[start of Provided records]
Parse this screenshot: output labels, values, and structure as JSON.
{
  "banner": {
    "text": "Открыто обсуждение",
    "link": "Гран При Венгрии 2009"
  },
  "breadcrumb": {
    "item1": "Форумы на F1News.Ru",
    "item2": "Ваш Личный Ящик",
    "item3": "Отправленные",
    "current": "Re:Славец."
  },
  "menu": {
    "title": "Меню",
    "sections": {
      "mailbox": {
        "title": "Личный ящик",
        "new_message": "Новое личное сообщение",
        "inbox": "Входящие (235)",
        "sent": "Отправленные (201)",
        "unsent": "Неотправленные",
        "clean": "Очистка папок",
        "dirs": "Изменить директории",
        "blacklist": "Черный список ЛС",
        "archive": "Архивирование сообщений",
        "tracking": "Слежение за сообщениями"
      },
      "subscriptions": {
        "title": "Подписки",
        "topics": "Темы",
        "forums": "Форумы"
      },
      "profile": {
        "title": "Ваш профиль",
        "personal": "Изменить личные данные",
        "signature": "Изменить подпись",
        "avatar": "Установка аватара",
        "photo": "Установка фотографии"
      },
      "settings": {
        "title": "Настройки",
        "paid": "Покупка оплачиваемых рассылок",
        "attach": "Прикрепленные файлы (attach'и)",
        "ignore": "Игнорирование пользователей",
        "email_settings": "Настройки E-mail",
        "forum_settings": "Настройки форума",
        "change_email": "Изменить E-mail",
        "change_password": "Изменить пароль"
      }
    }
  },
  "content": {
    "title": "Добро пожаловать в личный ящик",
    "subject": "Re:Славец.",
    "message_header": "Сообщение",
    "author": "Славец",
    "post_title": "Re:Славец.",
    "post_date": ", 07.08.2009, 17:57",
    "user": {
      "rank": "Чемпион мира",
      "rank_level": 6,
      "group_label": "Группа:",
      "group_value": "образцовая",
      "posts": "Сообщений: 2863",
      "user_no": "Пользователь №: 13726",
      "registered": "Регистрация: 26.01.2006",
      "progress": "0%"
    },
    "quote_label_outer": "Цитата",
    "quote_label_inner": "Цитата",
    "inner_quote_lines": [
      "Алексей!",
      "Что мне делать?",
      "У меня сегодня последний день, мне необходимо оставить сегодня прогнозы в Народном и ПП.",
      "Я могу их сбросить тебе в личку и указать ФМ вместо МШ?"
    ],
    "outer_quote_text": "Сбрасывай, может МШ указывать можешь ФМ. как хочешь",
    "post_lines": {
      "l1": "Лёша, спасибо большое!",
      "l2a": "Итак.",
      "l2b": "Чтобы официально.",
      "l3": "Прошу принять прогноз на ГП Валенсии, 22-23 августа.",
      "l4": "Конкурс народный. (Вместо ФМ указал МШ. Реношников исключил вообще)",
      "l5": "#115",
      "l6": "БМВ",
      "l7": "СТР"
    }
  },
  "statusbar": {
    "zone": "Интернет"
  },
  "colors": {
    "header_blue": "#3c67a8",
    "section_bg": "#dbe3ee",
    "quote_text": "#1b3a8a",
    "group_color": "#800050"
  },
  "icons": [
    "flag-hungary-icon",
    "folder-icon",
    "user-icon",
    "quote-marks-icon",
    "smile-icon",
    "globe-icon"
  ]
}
[end of Provided records]
Work to do
Find every line above that contains the word "Настройки", and return each one.

Output below
        "title": "Настройки",
        "email_settings": "Настройки E-mail",
        "forum_settings": "Настройки форума",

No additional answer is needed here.